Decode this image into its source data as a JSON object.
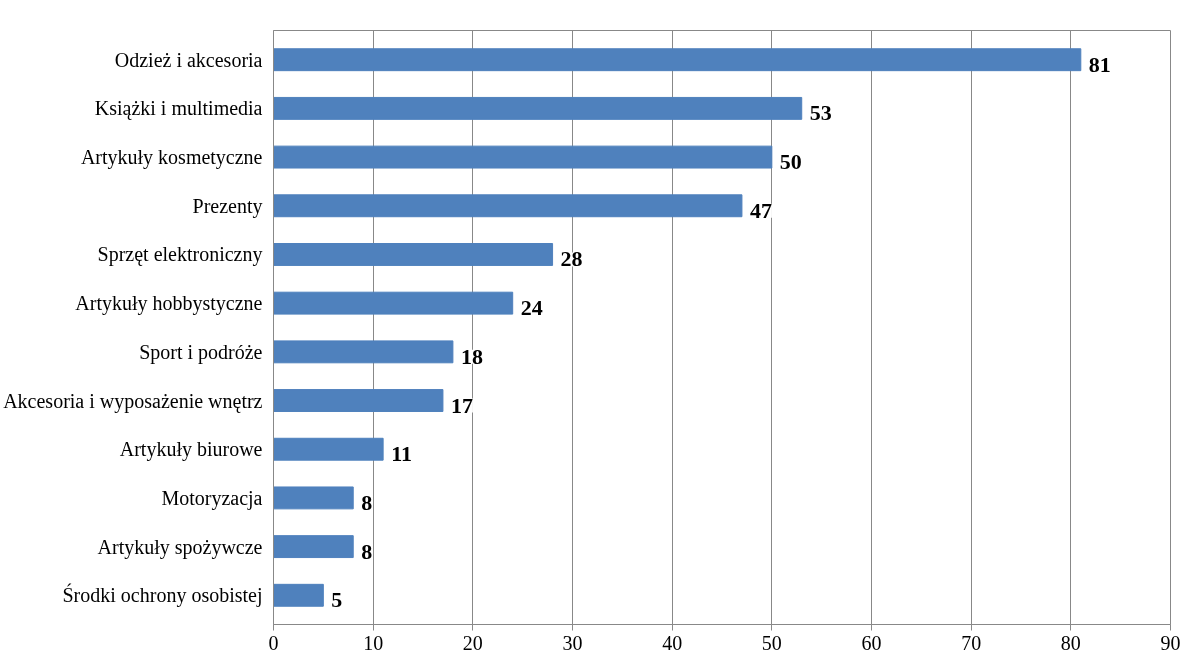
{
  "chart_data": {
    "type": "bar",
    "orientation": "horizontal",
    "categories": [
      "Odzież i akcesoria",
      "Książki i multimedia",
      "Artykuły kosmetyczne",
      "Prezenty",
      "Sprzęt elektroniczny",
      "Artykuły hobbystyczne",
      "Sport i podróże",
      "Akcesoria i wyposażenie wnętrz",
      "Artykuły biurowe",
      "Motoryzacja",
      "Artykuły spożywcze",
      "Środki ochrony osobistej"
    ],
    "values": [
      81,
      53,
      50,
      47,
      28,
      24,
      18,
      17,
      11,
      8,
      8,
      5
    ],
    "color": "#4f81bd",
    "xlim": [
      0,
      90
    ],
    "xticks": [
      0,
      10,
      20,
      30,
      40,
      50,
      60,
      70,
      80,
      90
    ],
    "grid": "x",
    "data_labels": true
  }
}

++++++++++

WRITTEN EXERCISE -
Scan the listing above and identify each line holding the string "Artykuły"; copy every such line.

RESPONSE BELOW -
      "Artykuły kosmetyczne",
      "Artykuły hobbystyczne",
      "Artykuły biurowe",
      "Artykuły spożywcze",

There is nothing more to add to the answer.